*Dataset entries:*
•••

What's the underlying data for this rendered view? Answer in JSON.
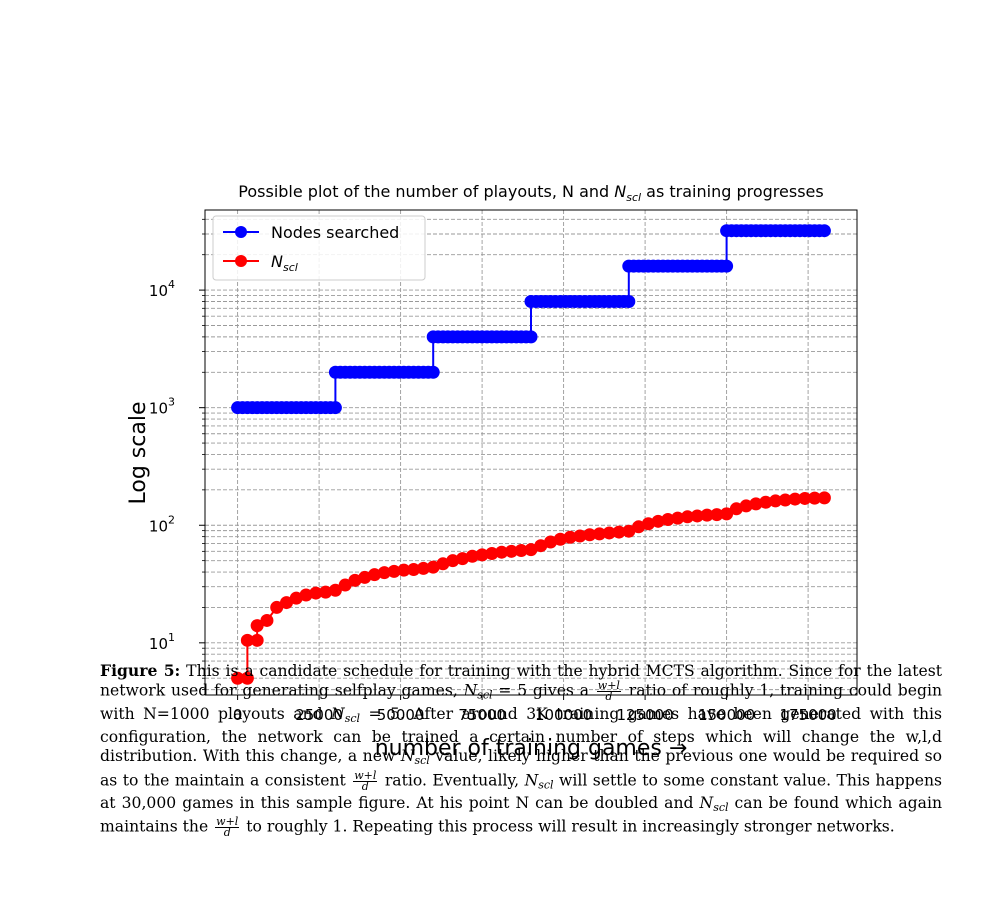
{
  "chart_data": {
    "type": "line",
    "title": "Possible plot of the number of playouts, N and N_scl as training progresses",
    "xlabel": "number of training games →",
    "ylabel": "Log scale",
    "x_ticks": [
      0,
      25000,
      50000,
      75000,
      100000,
      125000,
      150000,
      175000
    ],
    "x_tick_labels": [
      "0",
      "25000",
      "50000",
      "75000",
      "100000",
      "125000",
      "150000",
      "175000"
    ],
    "y_ticks": [
      10,
      100,
      1000,
      10000
    ],
    "xlim": [
      -10000,
      190000
    ],
    "ylim": [
      3.6,
      48000
    ],
    "yscale": "log",
    "grid": true,
    "legend_position": "upper-left",
    "series": [
      {
        "name": "Nodes searched",
        "color": "#0000ff",
        "steps": [
          {
            "x_start": 0,
            "x_end": 30000,
            "y": 1000
          },
          {
            "x_start": 30000,
            "x_end": 60000,
            "y": 2000
          },
          {
            "x_start": 60000,
            "x_end": 90000,
            "y": 4000
          },
          {
            "x_start": 90000,
            "x_end": 120000,
            "y": 8000
          },
          {
            "x_start": 120000,
            "x_end": 150000,
            "y": 16000
          },
          {
            "x_start": 150000,
            "x_end": 180000,
            "y": 32000
          }
        ]
      },
      {
        "name": "N_scl",
        "color": "#ff0000",
        "points": [
          [
            0,
            5
          ],
          [
            3000,
            5
          ],
          [
            3000,
            10.5
          ],
          [
            6000,
            10.5
          ],
          [
            6000,
            14
          ],
          [
            9000,
            15.5
          ],
          [
            12000,
            20
          ],
          [
            15000,
            22
          ],
          [
            18000,
            24
          ],
          [
            21000,
            25.5
          ],
          [
            24000,
            26.5
          ],
          [
            27000,
            27
          ],
          [
            30000,
            28
          ],
          [
            33000,
            31
          ],
          [
            36000,
            34
          ],
          [
            39000,
            36
          ],
          [
            42000,
            38
          ],
          [
            45000,
            39.5
          ],
          [
            48000,
            40.5
          ],
          [
            51000,
            41.5
          ],
          [
            54000,
            42
          ],
          [
            57000,
            43
          ],
          [
            60000,
            44
          ],
          [
            63000,
            47
          ],
          [
            66000,
            50
          ],
          [
            69000,
            52
          ],
          [
            72000,
            54.5
          ],
          [
            75000,
            56
          ],
          [
            78000,
            57.5
          ],
          [
            81000,
            59
          ],
          [
            84000,
            60
          ],
          [
            87000,
            61
          ],
          [
            90000,
            62
          ],
          [
            93000,
            67
          ],
          [
            96000,
            72
          ],
          [
            99000,
            76
          ],
          [
            102000,
            79
          ],
          [
            105000,
            81
          ],
          [
            108000,
            83
          ],
          [
            111000,
            84.5
          ],
          [
            114000,
            86
          ],
          [
            117000,
            87.5
          ],
          [
            120000,
            89
          ],
          [
            123000,
            97
          ],
          [
            126000,
            103
          ],
          [
            129000,
            108
          ],
          [
            132000,
            112
          ],
          [
            135000,
            115
          ],
          [
            138000,
            118
          ],
          [
            141000,
            120
          ],
          [
            144000,
            122
          ],
          [
            147000,
            123
          ],
          [
            150000,
            125
          ],
          [
            153000,
            138
          ],
          [
            156000,
            146
          ],
          [
            159000,
            152
          ],
          [
            162000,
            157
          ],
          [
            165000,
            161
          ],
          [
            168000,
            164
          ],
          [
            171000,
            167
          ],
          [
            174000,
            169
          ],
          [
            177000,
            170
          ],
          [
            180000,
            171
          ]
        ]
      }
    ]
  },
  "caption": {
    "label": "Figure 5:",
    "p1": " This is a candidate schedule for training with the hybrid MCTS algorithm. Since for the latest network used for generating selfplay games, ",
    "p2": " = 5 gives a ",
    "p3": " ratio of roughly 1, training could begin with N=1000 playouts and ",
    "p4": " = 5. After around 3K training games have been generated with this configuration, the network can be trained a certain number of steps which will change the w,l,d distribution. With this change, a new ",
    "p5": " value, likely higher than the previous one would be required so as to the maintain a consistent ",
    "p6": " ratio. Eventually, ",
    "p7": " will settle to some constant value. This happens at 30,000 games in this sample figure. At his point N can be doubled and ",
    "p8": " can be found which again maintains the ",
    "p9": " to roughly 1. Repeating this process will result in increasingly stronger networks.",
    "sym_N": "N",
    "sym_scl": "scl",
    "frac_num": "w+l",
    "frac_den": "d"
  }
}
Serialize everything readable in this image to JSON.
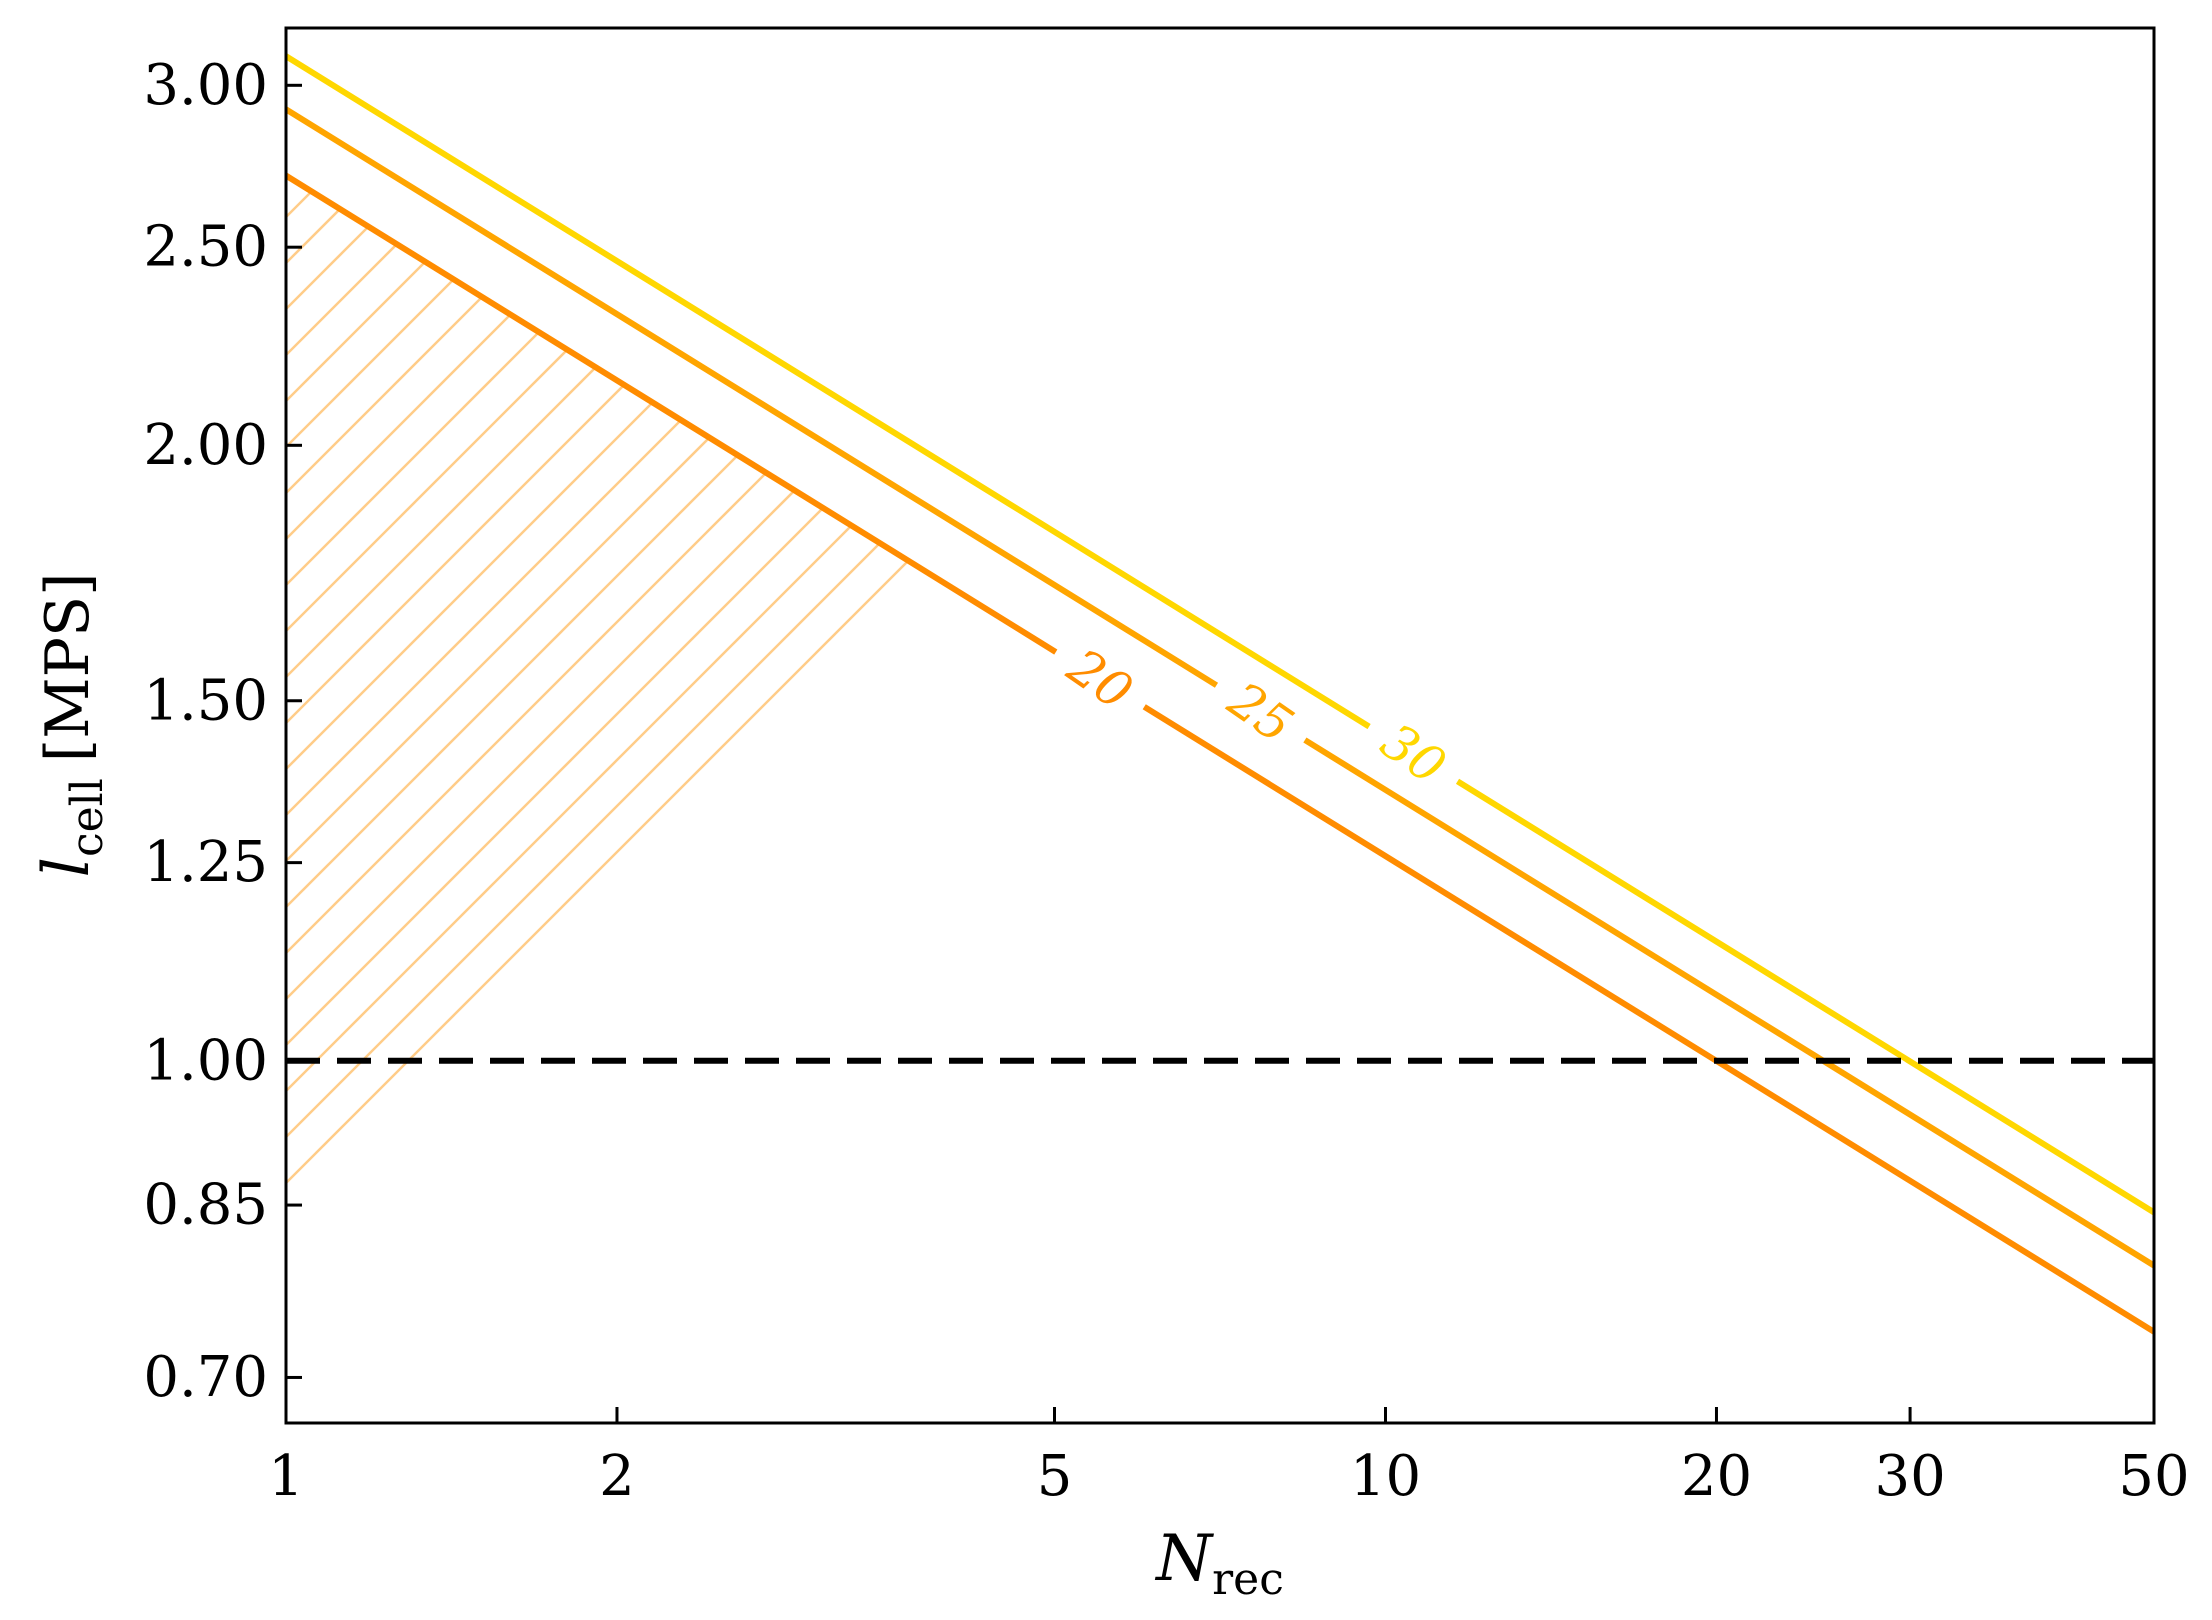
{
  "chart_data": {
    "type": "line",
    "xlabel": {
      "main": "N",
      "sub": "rec"
    },
    "ylabel": {
      "main": "l",
      "sub": "cell",
      "unit": "[MPS]"
    },
    "xscale": "log",
    "yscale": "log",
    "xlim": [
      1,
      50
    ],
    "ylim": [
      0.665,
      3.2
    ],
    "xticks": [
      1,
      2,
      5,
      10,
      20,
      30,
      50
    ],
    "xtick_labels": [
      "1",
      "2",
      "5",
      "10",
      "20",
      "30",
      "50"
    ],
    "yticks": [
      0.7,
      0.85,
      1.0,
      1.25,
      1.5,
      2.0,
      2.5,
      3.0
    ],
    "ytick_labels": [
      "0.70",
      "0.85",
      "1.00",
      "1.25",
      "1.50",
      "2.00",
      "2.50",
      "3.00"
    ],
    "grid": false,
    "series": [
      {
        "name": "20",
        "color": "#ff8c00",
        "x": [
          1,
          50
        ],
        "y": [
          2.71,
          0.737
        ],
        "label_at_x": 5.5
      },
      {
        "name": "25",
        "color": "#ffa500",
        "x": [
          1,
          50
        ],
        "y": [
          2.92,
          0.794
        ],
        "label_at_x": 7.7
      },
      {
        "name": "30",
        "color": "#ffd700",
        "x": [
          1,
          50
        ],
        "y": [
          3.1,
          0.843
        ],
        "label_at_x": 10.6
      }
    ],
    "reference_line": {
      "y": 1.0,
      "style": "dashed",
      "color": "#000000"
    },
    "hatched_region": {
      "below_series": "20",
      "color": "#ffcc88"
    }
  }
}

•••

*TASK:* The records above must be transcribed exactly. Pictures are left out of the copy.

*REPLY TO THE EXERCISE:*
What's the underlying data for this rendered view? Answer in JSON.
{
  "chart_data": {
    "type": "line",
    "title": "Possible plot of the number of playouts, N and N_scl as training progresses",
    "xlabel": "number of training games →",
    "ylabel": "Log scale",
    "x_ticks": [
      0,
      25000,
      50000,
      75000,
      100000,
      125000,
      150000,
      175000
    ],
    "x_tick_labels": [
      "0",
      "25000",
      "50000",
      "75000",
      "100000",
      "125000",
      "150000",
      "175000"
    ],
    "y_ticks": [
      10,
      100,
      1000,
      10000
    ],
    "xlim": [
      -10000,
      190000
    ],
    "ylim": [
      3.6,
      48000
    ],
    "yscale": "log",
    "grid": true,
    "legend_position": "upper-left",
    "series": [
      {
        "name": "Nodes searched",
        "color": "#0000ff",
        "steps": [
          {
            "x_start": 0,
            "x_end": 30000,
            "y": 1000
          },
          {
            "x_start": 30000,
            "x_end": 60000,
            "y": 2000
          },
          {
            "x_start": 60000,
            "x_end": 90000,
            "y": 4000
          },
          {
            "x_start": 90000,
            "x_end": 120000,
            "y": 8000
          },
          {
            "x_start": 120000,
            "x_end": 150000,
            "y": 16000
          },
          {
            "x_start": 150000,
            "x_end": 180000,
            "y": 32000
          }
        ]
      },
      {
        "name": "N_scl",
        "color": "#ff0000",
        "points": [
          [
            0,
            5
          ],
          [
            3000,
            5
          ],
          [
            3000,
            10.5
          ],
          [
            6000,
            10.5
          ],
          [
            6000,
            14
          ],
          [
            9000,
            15.5
          ],
          [
            12000,
            20
          ],
          [
            15000,
            22
          ],
          [
            18000,
            24
          ],
          [
            21000,
            25.5
          ],
          [
            24000,
            26.5
          ],
          [
            27000,
            27
          ],
          [
            30000,
            28
          ],
          [
            33000,
            31
          ],
          [
            36000,
            34
          ],
          [
            39000,
            36
          ],
          [
            42000,
            38
          ],
          [
            45000,
            39.5
          ],
          [
            48000,
            40.5
          ],
          [
            51000,
            41.5
          ],
          [
            54000,
            42
          ],
          [
            57000,
            43
          ],
          [
            60000,
            44
          ],
          [
            63000,
            47
          ],
          [
            66000,
            50
          ],
          [
            69000,
            52
          ],
          [
            72000,
            54.5
          ],
          [
            75000,
            56
          ],
          [
            78000,
            57.5
          ],
          [
            81000,
            59
          ],
          [
            84000,
            60
          ],
          [
            87000,
            61
          ],
          [
            90000,
            62
          ],
          [
            93000,
            67
          ],
          [
            96000,
            72
          ],
          [
            99000,
            76
          ],
          [
            102000,
            79
          ],
          [
            105000,
            81
          ],
          [
            108000,
            83
          ],
          [
            111000,
            84.5
          ],
          [
            114000,
            86
          ],
          [
            117000,
            87.5
          ],
          [
            120000,
            89
          ],
          [
            123000,
            97
          ],
          [
            126000,
            103
          ],
          [
            129000,
            108
          ],
          [
            132000,
            112
          ],
          [
            135000,
            115
          ],
          [
            138000,
            118
          ],
          [
            141000,
            120
          ],
          [
            144000,
            122
          ],
          [
            147000,
            123
          ],
          [
            150000,
            125
          ],
          [
            153000,
            138
          ],
          [
            156000,
            146
          ],
          [
            159000,
            152
          ],
          [
            162000,
            157
          ],
          [
            165000,
            161
          ],
          [
            168000,
            164
          ],
          [
            171000,
            167
          ],
          [
            174000,
            169
          ],
          [
            177000,
            170
          ],
          [
            180000,
            171
          ]
        ]
      }
    ]
  },
  "caption": {
    "label": "Figure 5:",
    "p1": " This is a candidate schedule for training with the hybrid MCTS algorithm. Since for the latest network used for generating selfplay games, ",
    "p2": " = 5 gives a ",
    "p3": " ratio of roughly 1, training could begin with N=1000 playouts and ",
    "p4": " = 5. After around 3K training games have been generated with this configuration, the network can be trained a certain number of steps which will change the w,l,d distribution. With this change, a new ",
    "p5": " value, likely higher than the previous one would be required so as to the maintain a consistent ",
    "p6": " ratio. Eventually, ",
    "p7": " will settle to some constant value. This happens at 30,000 games in this sample figure. At his point N can be doubled and ",
    "p8": " can be found which again maintains the ",
    "p9": " to roughly 1. Repeating this process will result in increasingly stronger networks.",
    "sym_N": "N",
    "sym_scl": "scl",
    "frac_num": "w+l",
    "frac_den": "d"
  }
}
Serialize everything readable in this image to JSON.
{
  "chart_data": {
    "type": "line",
    "xlabel": {
      "main": "N",
      "sub": "rec"
    },
    "ylabel": {
      "main": "l",
      "sub": "cell",
      "unit": "[MPS]"
    },
    "xscale": "log",
    "yscale": "log",
    "xlim": [
      1,
      50
    ],
    "ylim": [
      0.665,
      3.2
    ],
    "xticks": [
      1,
      2,
      5,
      10,
      20,
      30,
      50
    ],
    "xtick_labels": [
      "1",
      "2",
      "5",
      "10",
      "20",
      "30",
      "50"
    ],
    "yticks": [
      0.7,
      0.85,
      1.0,
      1.25,
      1.5,
      2.0,
      2.5,
      3.0
    ],
    "ytick_labels": [
      "0.70",
      "0.85",
      "1.00",
      "1.25",
      "1.50",
      "2.00",
      "2.50",
      "3.00"
    ],
    "grid": false,
    "series": [
      {
        "name": "20",
        "color": "#ff8c00",
        "x": [
          1,
          50
        ],
        "y": [
          2.71,
          0.737
        ],
        "label_at_x": 5.5
      },
      {
        "name": "25",
        "color": "#ffa500",
        "x": [
          1,
          50
        ],
        "y": [
          2.92,
          0.794
        ],
        "label_at_x": 7.7
      },
      {
        "name": "30",
        "color": "#ffd700",
        "x": [
          1,
          50
        ],
        "y": [
          3.1,
          0.843
        ],
        "label_at_x": 10.6
      }
    ],
    "reference_line": {
      "y": 1.0,
      "style": "dashed",
      "color": "#000000"
    },
    "hatched_region": {
      "below_series": "20",
      "color": "#ffcc88"
    }
  }
}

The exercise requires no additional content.